→ What to work on:
Scan the lines below for "reference"; report the number of lines that contain it, and only that.

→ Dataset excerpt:
____________________
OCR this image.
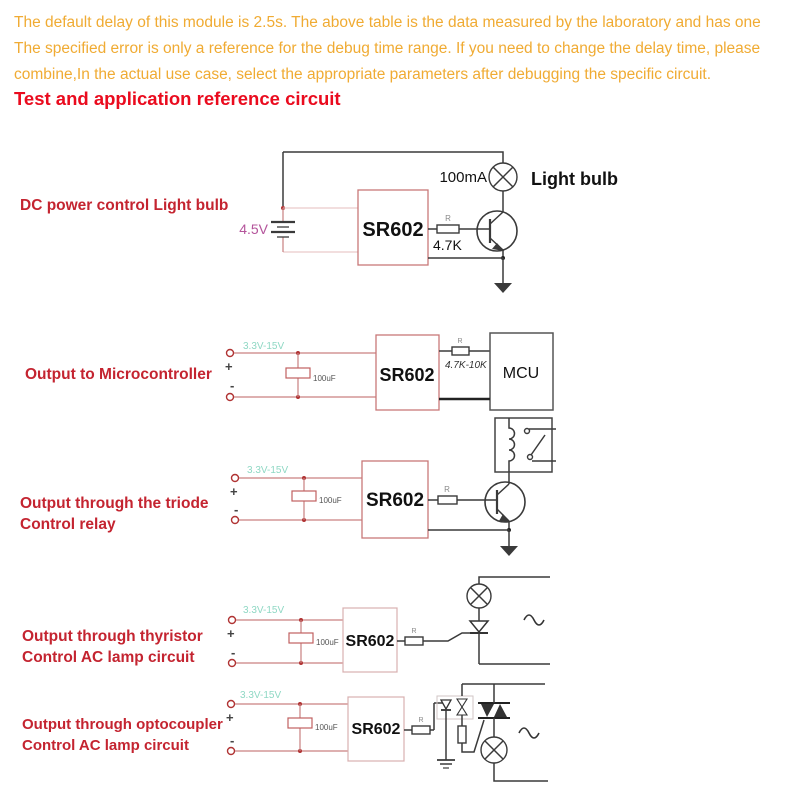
The default delay of this module is 2.5s. The above table is the data measured by the laboratory and has one
The specified error is only a reference for the debug time range. If you need to change the delay time, please
combine,In the actual use case, select the appropriate parameters after debugging the specific circuit.
Test and application reference circuit
DC power control Light bulb
Output to Microcontroller
Output through the triode
Control relay
Output through thyristor
Control AC lamp circuit
Output through optocoupler
Control AC lamp circuit
100mA Light bulb
4.5V	SR602
R
4.7K
3.3V-15V
+
-	100uF SR602
R
4.7K-10K MCU
3.3V-15V
+
-
100uF SR602
R
3.3V-15V
+
-
100uF SR602
R
3.3V-15V
+
-
100uF SR602
R
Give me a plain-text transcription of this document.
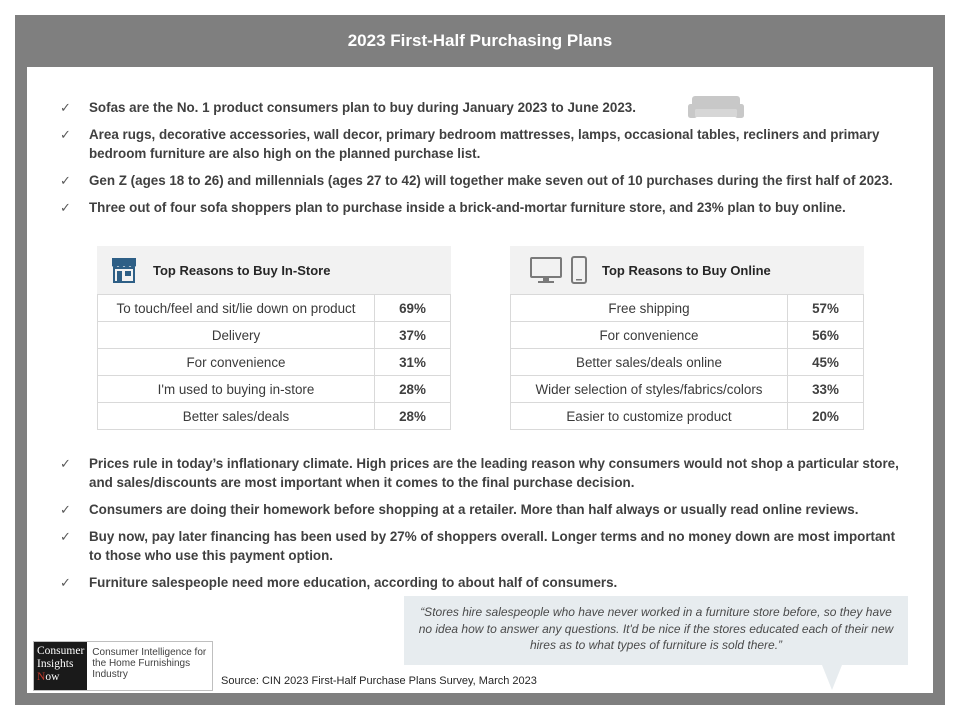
2023 First-Half Purchasing Plans
✓ Sofas are the No. 1 product consumers plan to buy during January 2023 to June 2023.
✓ Area rugs, decorative accessories, wall decor, primary bedroom mattresses, lamps, occasional tables, recliners and primary bedroom furniture are also high on the planned purchase list.
✓ Gen Z (ages 18 to 26) and millennials (ages 27 to 42) will together make seven out of 10 purchases during the first half of 2023.
✓ Three out of four sofa shoppers plan to purchase inside a brick-and-mortar furniture store, and 23% plan to buy online.
Top Reasons to Buy In-Store
To touch/feel and sit/lie down on product	69%
Delivery	37%
For convenience	31%
I'm used to buying in-store	28%
Better sales/deals	28%
Top Reasons to Buy Online
Free shipping	57%
For convenience	56%
Better sales/deals online	45%
Wider selection of styles/fabrics/colors	33%
Easier to customize product	20%
✓ Prices rule in today’s inflationary climate. High prices are the leading reason why consumers would not shop a particular store, and sales/discounts are most important when it comes to the final purchase decision.
✓ Consumers are doing their homework before shopping at a retailer. More than half always or usually read online reviews.
✓ Buy now, pay later financing has been used by 27% of shoppers overall. Longer terms and no money down are most important to those who use this payment option.
✓ Furniture salespeople need more education, according to about half of consumers.
“Stores hire salespeople who have never worked in a furniture store before, so they have no idea how to answer any questions. It'd be nice if the stores educated each of their new hires as to what types of furniture is sold there.”
Consumer
Insights
Now
Consumer Intelligence for the Home Furnishings Industry
Source: CIN 2023 First-Half Purchase Plans Survey, March 2023
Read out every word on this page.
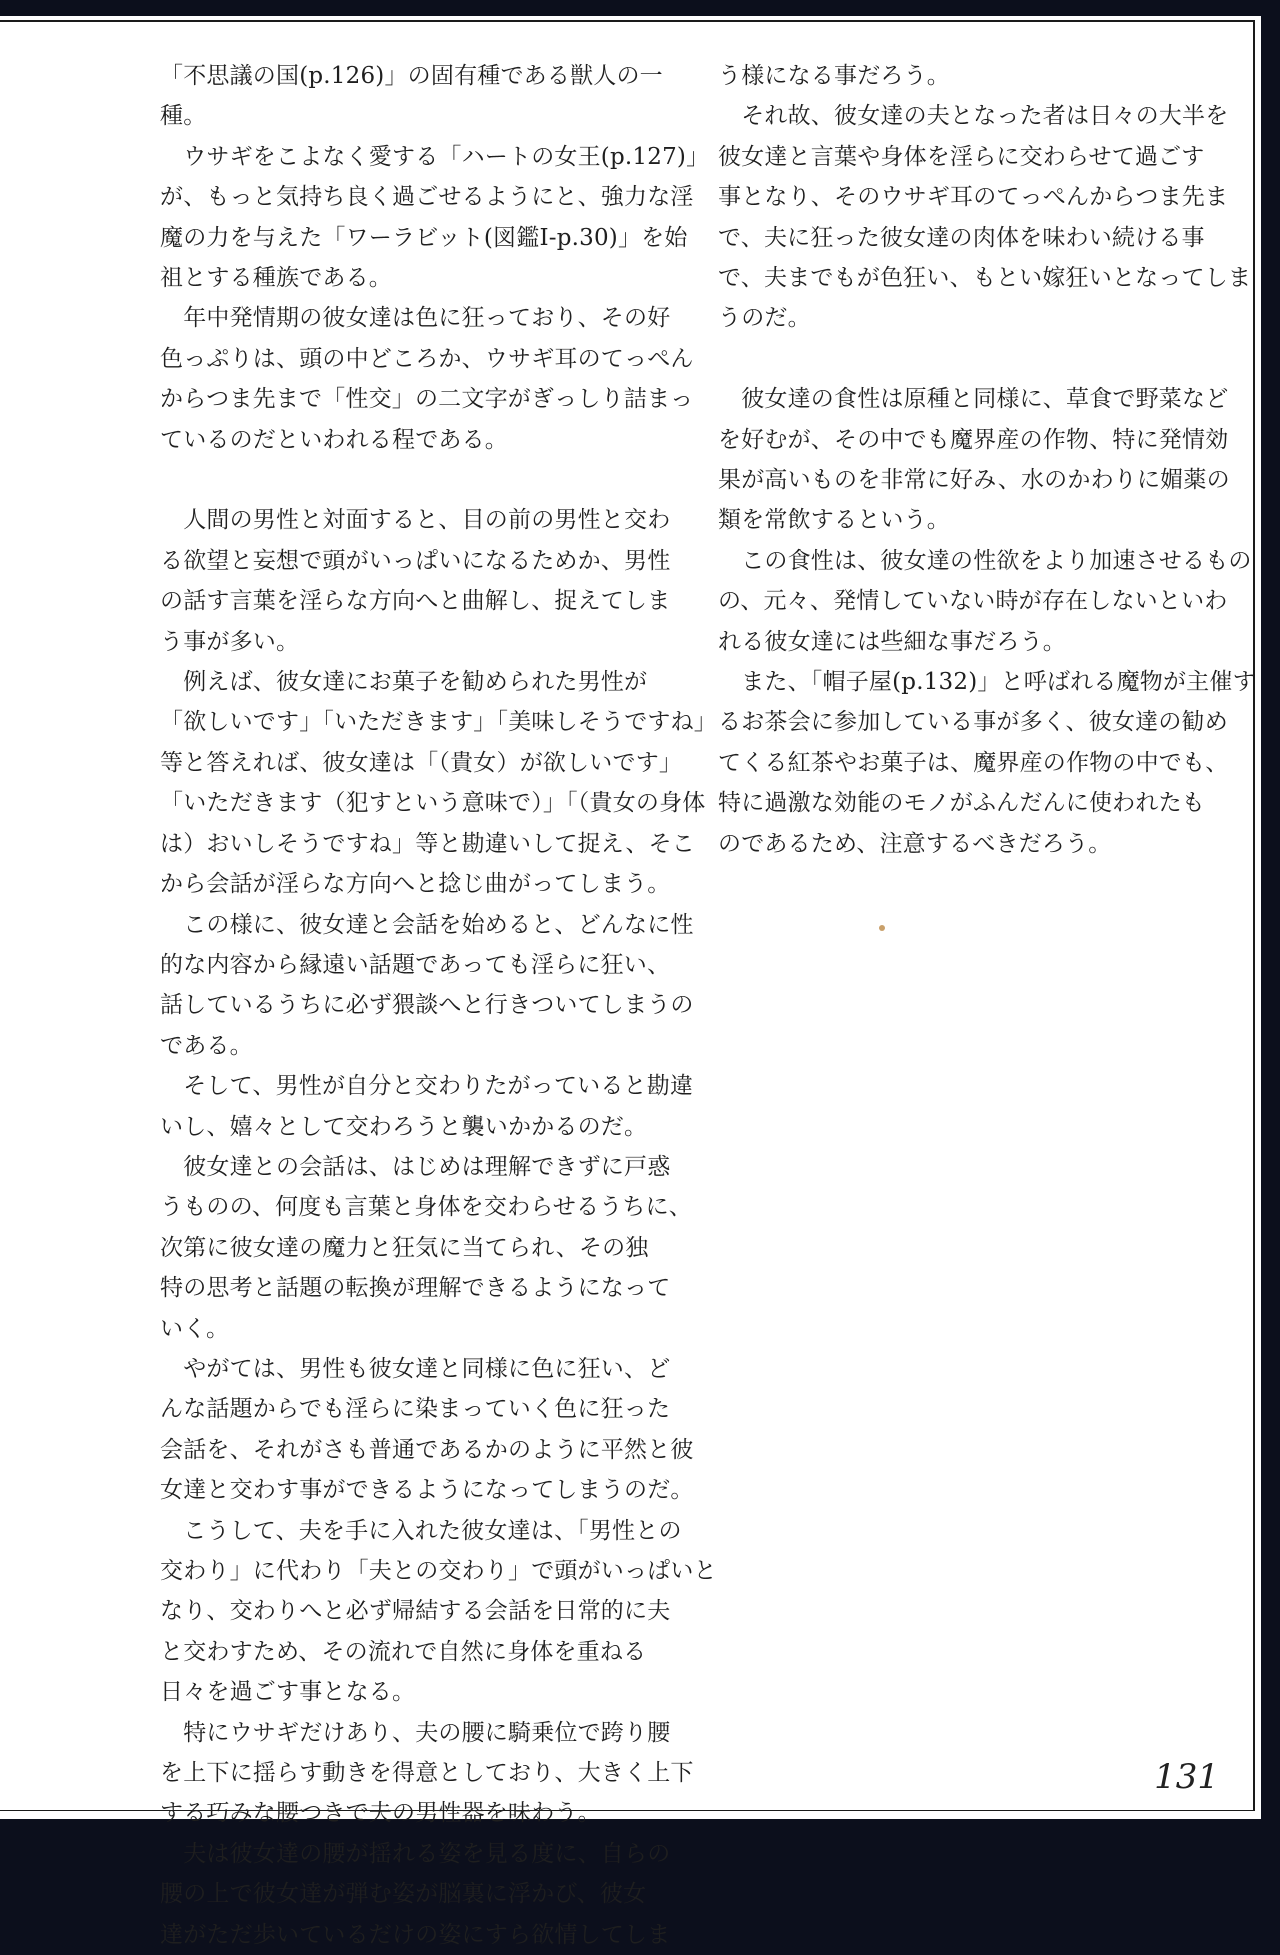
「不思議の国(p.126)」の固有種である獣人の一

種。

　ウサギをこよなく愛する「ハートの女王(p.127)」

が、もっと気持ち良く過ごせるようにと、強力な淫

魔の力を与えた「ワーラビット(図鑑Ⅰ-p.30)」を始

祖とする種族である。

　年中発情期の彼女達は色に狂っており、その好

色っぷりは、頭の中どころか、ウサギ耳のてっぺん

からつま先まで「性交」の二文字がぎっしり詰まっ

ているのだといわれる程である。

　人間の男性と対面すると、目の前の男性と交わ

る欲望と妄想で頭がいっぱいになるためか、男性

の話す言葉を淫らな方向へと曲解し、捉えてしま

う事が多い。

　例えば、彼女達にお菓子を勧められた男性が

「欲しいです」「いただきます」「美味しそうですね」

等と答えれば、彼女達は「（貴女）が欲しいです」

「いただきます（犯すという意味で）」「（貴女の身体

は）おいしそうですね」等と勘違いして捉え、そこ

から会話が淫らな方向へと捻じ曲がってしまう。

　この様に、彼女達と会話を始めると、どんなに性

的な内容から縁遠い話題であっても淫らに狂い、

話しているうちに必ず猥談へと行きついてしまうの

である。

　そして、男性が自分と交わりたがっていると勘違

いし、嬉々として交わろうと襲いかかるのだ。

　彼女達との会話は、はじめは理解できずに戸惑

うものの、何度も言葉と身体を交わらせるうちに、

次第に彼女達の魔力と狂気に当てられ、その独

特の思考と話題の転換が理解できるようになって

いく。

　やがては、男性も彼女達と同様に色に狂い、ど

んな話題からでも淫らに染まっていく色に狂った

会話を、それがさも普通であるかのように平然と彼

女達と交わす事ができるようになってしまうのだ。

　こうして、夫を手に入れた彼女達は、「男性との

交わり」に代わり「夫との交わり」で頭がいっぱいと

なり、交わりへと必ず帰結する会話を日常的に夫

と交わすため、その流れで自然に身体を重ねる

日々を過ごす事となる。

　特にウサギだけあり、夫の腰に騎乗位で跨り腰

を上下に揺らす動きを得意としており、大きく上下

する巧みな腰つきで夫の男性器を味わう。

　夫は彼女達の腰が揺れる姿を見る度に、自らの

腰の上で彼女達が弾む姿が脳裏に浮かび、彼女

達がただ歩いているだけの姿にすら欲情してしま

う様になる事だろう。

　それ故、彼女達の夫となった者は日々の大半を

彼女達と言葉や身体を淫らに交わらせて過ごす

事となり、そのウサギ耳のてっぺんからつま先ま

で、夫に狂った彼女達の肉体を味わい続ける事

で、夫までもが色狂い、もとい嫁狂いとなってしま

うのだ。

　彼女達の食性は原種と同様に、草食で野菜など

を好むが、その中でも魔界産の作物、特に発情効

果が高いものを非常に好み、水のかわりに媚薬の

類を常飲するという。

　この食性は、彼女達の性欲をより加速させるもの

の、元々、発情していない時が存在しないといわ

れる彼女達には些細な事だろう。

　また、「帽子屋(p.132)」と呼ばれる魔物が主催す

るお茶会に参加している事が多く、彼女達の勧め

てくる紅茶やお菓子は、魔界産の作物の中でも、

特に過激な効能のモノがふんだんに使われたも

のであるため、注意するべきだろう。

131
____________________
→ Task response:
2